Copy exactly the lines from the one containing "Serialize everything readable" through the last line of the records below, including both, and leave out any pictures.

======== Data extract ========

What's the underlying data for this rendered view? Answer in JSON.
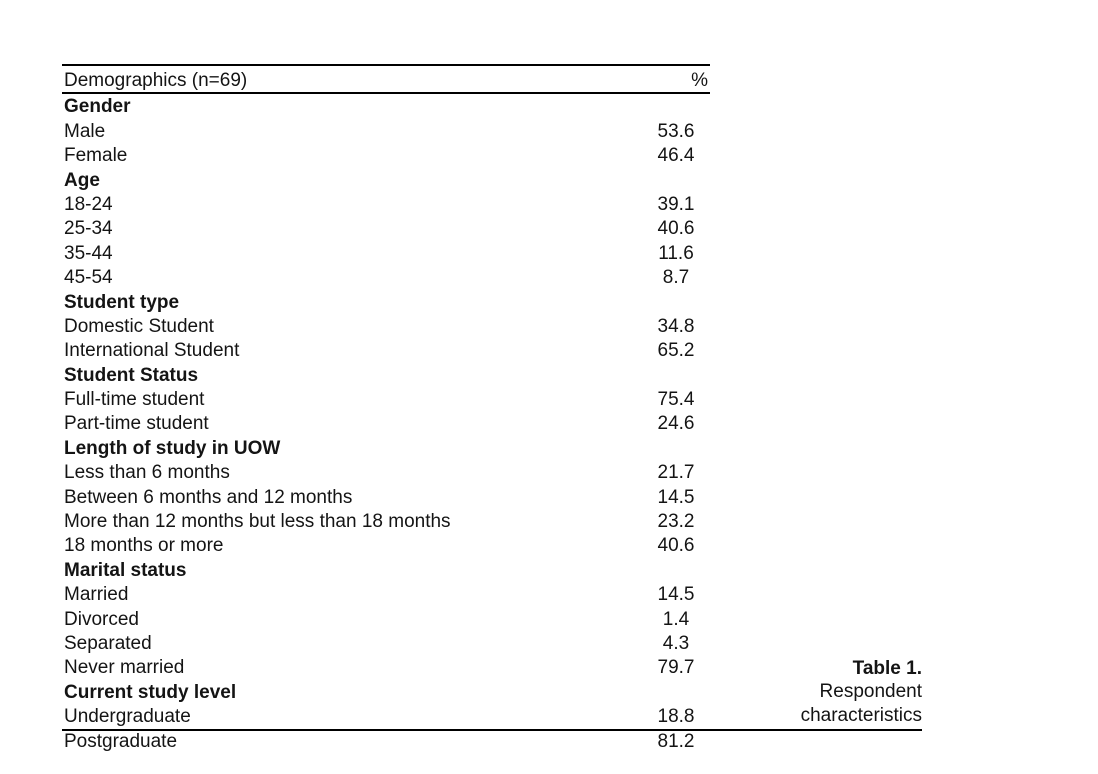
{
  "table": {
    "header": {
      "label": "Demographics (n=69)",
      "value_header": "%"
    },
    "rows": [
      {
        "label": "Gender",
        "value": "",
        "type": "section"
      },
      {
        "label": "Male",
        "value": "53.6",
        "type": "item"
      },
      {
        "label": "Female",
        "value": "46.4",
        "type": "item"
      },
      {
        "label": "Age",
        "value": "",
        "type": "section"
      },
      {
        "label": "18-24",
        "value": "39.1",
        "type": "item"
      },
      {
        "label": "25-34",
        "value": "40.6",
        "type": "item"
      },
      {
        "label": "35-44",
        "value": "11.6",
        "type": "item"
      },
      {
        "label": "45-54",
        "value": "8.7",
        "type": "item"
      },
      {
        "label": "Student type",
        "value": "",
        "type": "section"
      },
      {
        "label": "Domestic Student",
        "value": "34.8",
        "type": "item"
      },
      {
        "label": "International Student",
        "value": "65.2",
        "type": "item"
      },
      {
        "label": "Student Status",
        "value": "",
        "type": "section"
      },
      {
        "label": "Full-time student",
        "value": "75.4",
        "type": "item"
      },
      {
        "label": "Part-time student",
        "value": "24.6",
        "type": "item"
      },
      {
        "label": "Length of study in UOW",
        "value": "",
        "type": "section"
      },
      {
        "label": "Less than 6 months",
        "value": "21.7",
        "type": "item"
      },
      {
        "label": "Between 6 months and 12 months",
        "value": "14.5",
        "type": "item"
      },
      {
        "label": "More than 12 months but less than 18 months",
        "value": "23.2",
        "type": "item"
      },
      {
        "label": "18 months or more",
        "value": "40.6",
        "type": "item"
      },
      {
        "label": "Marital status",
        "value": "",
        "type": "section"
      },
      {
        "label": "Married",
        "value": "14.5",
        "type": "item"
      },
      {
        "label": "Divorced",
        "value": "1.4",
        "type": "item"
      },
      {
        "label": "Separated",
        "value": "4.3",
        "type": "item"
      },
      {
        "label": "Never married",
        "value": "79.7",
        "type": "item"
      },
      {
        "label": "Current study level",
        "value": "",
        "type": "section"
      },
      {
        "label": "Undergraduate",
        "value": "18.8",
        "type": "item"
      },
      {
        "label": "Postgraduate",
        "value": "81.2",
        "type": "item"
      }
    ]
  },
  "caption": {
    "title": "Table 1.",
    "line2": "Respondent",
    "line3": "characteristics"
  }
}
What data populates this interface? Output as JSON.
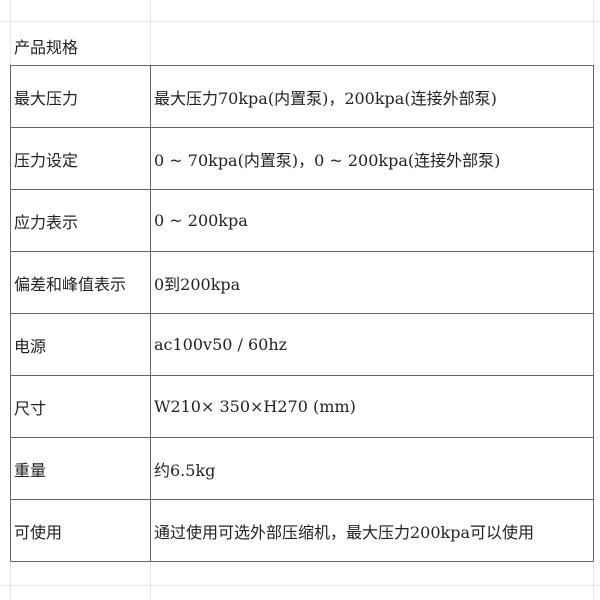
{
  "title": "产品规格",
  "rows": [
    {
      "label": "最大压力",
      "value": "最大压力70kpa(内置泵)，200kpa(连接外部泵)"
    },
    {
      "label": "压力设定",
      "value": "0 ~ 70kpa(内置泵)，0 ~ 200kpa(连接外部泵)"
    },
    {
      "label": "应力表示",
      "value": "0 ~ 200kpa"
    },
    {
      "label": "偏差和峰值表示",
      "value": "0到200kpa"
    },
    {
      "label": "电源",
      "value": "ac100v50 / 60hz"
    },
    {
      "label": "尺寸",
      "value": "W210× 350×H270 (mm)"
    },
    {
      "label": "重量",
      "value": "约6.5kg"
    },
    {
      "label": "可使用",
      "value": "通过使用可选外部压缩机，最大压力200kpa可以使用"
    }
  ]
}
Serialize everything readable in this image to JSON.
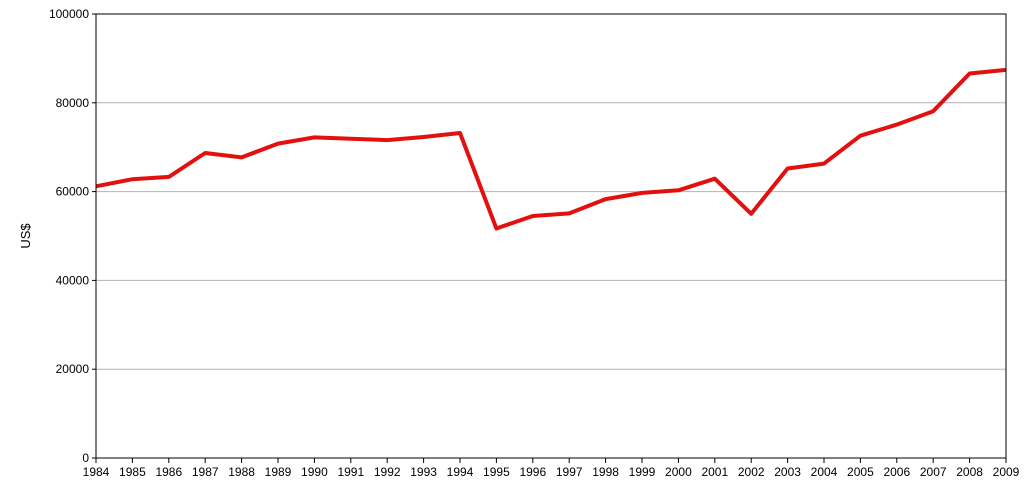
{
  "chart_data": {
    "type": "line",
    "title": "",
    "xlabel": "",
    "ylabel": "US$",
    "x": [
      "1984",
      "1985",
      "1986",
      "1987",
      "1988",
      "1989",
      "1990",
      "1991",
      "1992",
      "1993",
      "1994",
      "1995",
      "1996",
      "1997",
      "1998",
      "1999",
      "2000",
      "2001",
      "2002",
      "2003",
      "2004",
      "2005",
      "2006",
      "2007",
      "2008",
      "2009"
    ],
    "series": [
      {
        "name": "",
        "color": "#e31010",
        "values": [
          61200,
          62800,
          63300,
          68700,
          67700,
          70800,
          72200,
          71900,
          71600,
          72300,
          73200,
          51700,
          54500,
          55100,
          58300,
          59700,
          60300,
          62900,
          55000,
          65200,
          66300,
          72600,
          75100,
          78100,
          86600,
          87400
        ]
      }
    ],
    "ylim": [
      0,
      100000
    ],
    "yticks": [
      "0",
      "20000",
      "40000",
      "60000",
      "80000",
      "100000"
    ],
    "grid": true,
    "legend": "none"
  }
}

========

Solved exercise
Serialize everything readable in this image to JSON.
{
  "chart_data": {
    "type": "line",
    "title": "",
    "xlabel": "",
    "ylabel": "US$",
    "x": [
      "1984",
      "1985",
      "1986",
      "1987",
      "1988",
      "1989",
      "1990",
      "1991",
      "1992",
      "1993",
      "1994",
      "1995",
      "1996",
      "1997",
      "1998",
      "1999",
      "2000",
      "2001",
      "2002",
      "2003",
      "2004",
      "2005",
      "2006",
      "2007",
      "2008",
      "2009"
    ],
    "series": [
      {
        "name": "",
        "color": "#e31010",
        "values": [
          61200,
          62800,
          63300,
          68700,
          67700,
          70800,
          72200,
          71900,
          71600,
          72300,
          73200,
          51700,
          54500,
          55100,
          58300,
          59700,
          60300,
          62900,
          55000,
          65200,
          66300,
          72600,
          75100,
          78100,
          86600,
          87400
        ]
      }
    ],
    "ylim": [
      0,
      100000
    ],
    "yticks": [
      "0",
      "20000",
      "40000",
      "60000",
      "80000",
      "100000"
    ],
    "grid": true,
    "legend": "none"
  }
}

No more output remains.